WORK INSTRUCTION:
Count the lines in the records below that contain the word "Stenografie", and give that figure alone.

MATERIAL PROVIDED:
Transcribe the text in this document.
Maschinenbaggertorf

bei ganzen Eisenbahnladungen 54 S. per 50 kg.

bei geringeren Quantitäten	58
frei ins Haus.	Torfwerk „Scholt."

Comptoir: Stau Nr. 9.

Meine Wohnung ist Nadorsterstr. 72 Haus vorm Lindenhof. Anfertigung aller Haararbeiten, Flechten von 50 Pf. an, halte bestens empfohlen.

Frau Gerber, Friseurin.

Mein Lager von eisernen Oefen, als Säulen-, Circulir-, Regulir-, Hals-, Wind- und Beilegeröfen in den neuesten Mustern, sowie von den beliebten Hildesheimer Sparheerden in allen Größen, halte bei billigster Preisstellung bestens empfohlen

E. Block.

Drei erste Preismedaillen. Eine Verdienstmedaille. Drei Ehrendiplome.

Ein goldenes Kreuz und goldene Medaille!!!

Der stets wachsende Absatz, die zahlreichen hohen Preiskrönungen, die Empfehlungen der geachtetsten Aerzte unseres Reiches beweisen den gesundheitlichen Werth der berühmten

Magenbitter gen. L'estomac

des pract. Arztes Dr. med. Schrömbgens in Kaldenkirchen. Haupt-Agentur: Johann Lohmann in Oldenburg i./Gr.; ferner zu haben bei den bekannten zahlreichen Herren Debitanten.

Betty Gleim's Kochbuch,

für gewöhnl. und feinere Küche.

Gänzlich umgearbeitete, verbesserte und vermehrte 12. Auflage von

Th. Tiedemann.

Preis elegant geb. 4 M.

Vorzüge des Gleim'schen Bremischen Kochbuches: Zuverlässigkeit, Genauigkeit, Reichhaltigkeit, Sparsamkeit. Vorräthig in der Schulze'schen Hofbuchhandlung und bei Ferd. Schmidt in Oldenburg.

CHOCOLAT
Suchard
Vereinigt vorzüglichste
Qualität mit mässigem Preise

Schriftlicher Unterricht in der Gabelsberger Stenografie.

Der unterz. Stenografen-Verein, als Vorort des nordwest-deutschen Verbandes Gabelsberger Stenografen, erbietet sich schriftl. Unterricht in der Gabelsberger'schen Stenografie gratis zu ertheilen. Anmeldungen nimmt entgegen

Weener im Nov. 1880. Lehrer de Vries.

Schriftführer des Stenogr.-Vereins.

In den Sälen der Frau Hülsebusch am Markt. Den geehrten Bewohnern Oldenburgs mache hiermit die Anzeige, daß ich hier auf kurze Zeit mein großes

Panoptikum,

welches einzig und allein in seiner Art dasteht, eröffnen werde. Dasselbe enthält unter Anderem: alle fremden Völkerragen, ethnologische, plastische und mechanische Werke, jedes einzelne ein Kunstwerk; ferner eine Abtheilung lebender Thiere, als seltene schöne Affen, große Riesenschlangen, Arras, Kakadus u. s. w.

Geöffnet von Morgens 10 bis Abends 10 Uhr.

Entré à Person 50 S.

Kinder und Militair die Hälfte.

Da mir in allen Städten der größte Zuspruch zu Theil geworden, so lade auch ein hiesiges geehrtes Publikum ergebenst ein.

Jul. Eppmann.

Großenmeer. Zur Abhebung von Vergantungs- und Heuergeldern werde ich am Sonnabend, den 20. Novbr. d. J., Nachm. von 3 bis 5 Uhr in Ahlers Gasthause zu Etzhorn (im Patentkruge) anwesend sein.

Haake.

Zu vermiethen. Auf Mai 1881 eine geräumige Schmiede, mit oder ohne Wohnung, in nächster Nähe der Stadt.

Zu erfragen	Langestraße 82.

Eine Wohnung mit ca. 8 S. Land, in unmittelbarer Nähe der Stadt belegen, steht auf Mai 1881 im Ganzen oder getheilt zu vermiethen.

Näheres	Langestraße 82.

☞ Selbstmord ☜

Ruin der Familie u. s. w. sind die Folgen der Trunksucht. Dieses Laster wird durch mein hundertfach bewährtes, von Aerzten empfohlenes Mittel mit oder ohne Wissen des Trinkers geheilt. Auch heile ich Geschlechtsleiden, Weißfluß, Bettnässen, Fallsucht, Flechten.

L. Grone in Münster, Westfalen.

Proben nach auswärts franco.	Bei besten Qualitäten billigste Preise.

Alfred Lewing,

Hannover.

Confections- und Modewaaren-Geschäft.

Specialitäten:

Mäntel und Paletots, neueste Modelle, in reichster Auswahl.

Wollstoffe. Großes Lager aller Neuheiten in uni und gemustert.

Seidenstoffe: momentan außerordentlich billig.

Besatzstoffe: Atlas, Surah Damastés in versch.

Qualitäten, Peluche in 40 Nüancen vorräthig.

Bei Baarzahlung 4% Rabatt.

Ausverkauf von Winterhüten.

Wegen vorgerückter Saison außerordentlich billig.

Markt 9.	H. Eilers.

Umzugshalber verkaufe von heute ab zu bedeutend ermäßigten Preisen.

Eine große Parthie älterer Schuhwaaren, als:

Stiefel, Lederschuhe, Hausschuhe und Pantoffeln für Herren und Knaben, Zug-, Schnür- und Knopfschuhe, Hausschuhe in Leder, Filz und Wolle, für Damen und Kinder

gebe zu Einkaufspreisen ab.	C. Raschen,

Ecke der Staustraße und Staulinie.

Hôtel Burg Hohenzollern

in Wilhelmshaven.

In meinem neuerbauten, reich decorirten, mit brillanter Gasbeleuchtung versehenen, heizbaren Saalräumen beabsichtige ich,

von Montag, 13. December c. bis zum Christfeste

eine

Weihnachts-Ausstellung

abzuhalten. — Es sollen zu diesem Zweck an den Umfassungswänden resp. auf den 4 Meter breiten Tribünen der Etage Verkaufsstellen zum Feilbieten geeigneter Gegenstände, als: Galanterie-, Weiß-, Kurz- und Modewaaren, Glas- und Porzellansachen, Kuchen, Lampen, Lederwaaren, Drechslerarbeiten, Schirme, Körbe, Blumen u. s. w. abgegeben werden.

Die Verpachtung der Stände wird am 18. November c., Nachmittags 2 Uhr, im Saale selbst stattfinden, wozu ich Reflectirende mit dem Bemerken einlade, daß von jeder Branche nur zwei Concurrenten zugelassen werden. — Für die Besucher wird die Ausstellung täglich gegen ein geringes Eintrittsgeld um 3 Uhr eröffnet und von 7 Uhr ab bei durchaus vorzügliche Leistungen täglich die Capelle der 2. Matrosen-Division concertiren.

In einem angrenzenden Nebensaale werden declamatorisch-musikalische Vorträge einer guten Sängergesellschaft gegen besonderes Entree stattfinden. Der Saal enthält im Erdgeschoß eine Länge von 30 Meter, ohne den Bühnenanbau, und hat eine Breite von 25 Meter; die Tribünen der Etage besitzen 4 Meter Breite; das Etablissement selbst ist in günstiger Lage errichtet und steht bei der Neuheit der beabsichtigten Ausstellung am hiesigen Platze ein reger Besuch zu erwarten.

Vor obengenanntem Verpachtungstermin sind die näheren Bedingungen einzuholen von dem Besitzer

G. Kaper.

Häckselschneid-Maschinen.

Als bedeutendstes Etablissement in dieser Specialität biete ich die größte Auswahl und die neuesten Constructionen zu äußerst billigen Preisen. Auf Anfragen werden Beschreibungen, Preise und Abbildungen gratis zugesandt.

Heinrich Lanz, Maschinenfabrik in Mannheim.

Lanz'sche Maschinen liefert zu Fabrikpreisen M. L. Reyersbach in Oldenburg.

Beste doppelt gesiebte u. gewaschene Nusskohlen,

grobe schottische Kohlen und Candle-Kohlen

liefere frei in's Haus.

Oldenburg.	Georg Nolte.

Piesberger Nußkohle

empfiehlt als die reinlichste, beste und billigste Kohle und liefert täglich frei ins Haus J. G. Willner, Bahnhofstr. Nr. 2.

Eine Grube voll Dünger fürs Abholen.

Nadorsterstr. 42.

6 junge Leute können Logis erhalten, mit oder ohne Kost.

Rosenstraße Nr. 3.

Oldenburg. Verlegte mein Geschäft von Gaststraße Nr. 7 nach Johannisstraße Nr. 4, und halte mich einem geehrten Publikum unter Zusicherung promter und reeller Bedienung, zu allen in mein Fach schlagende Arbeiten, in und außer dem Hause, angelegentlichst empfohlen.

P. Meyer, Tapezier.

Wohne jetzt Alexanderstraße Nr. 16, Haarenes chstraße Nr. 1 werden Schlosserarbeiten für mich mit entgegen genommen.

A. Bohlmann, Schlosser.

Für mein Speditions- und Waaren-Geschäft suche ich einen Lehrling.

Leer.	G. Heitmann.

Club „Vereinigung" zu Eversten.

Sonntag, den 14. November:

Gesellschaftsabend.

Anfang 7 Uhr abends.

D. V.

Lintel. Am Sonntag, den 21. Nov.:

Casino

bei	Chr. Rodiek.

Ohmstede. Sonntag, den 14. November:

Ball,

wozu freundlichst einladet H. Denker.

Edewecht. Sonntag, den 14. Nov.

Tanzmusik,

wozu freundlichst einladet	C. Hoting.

REPLY TO THE EXERCISE:
2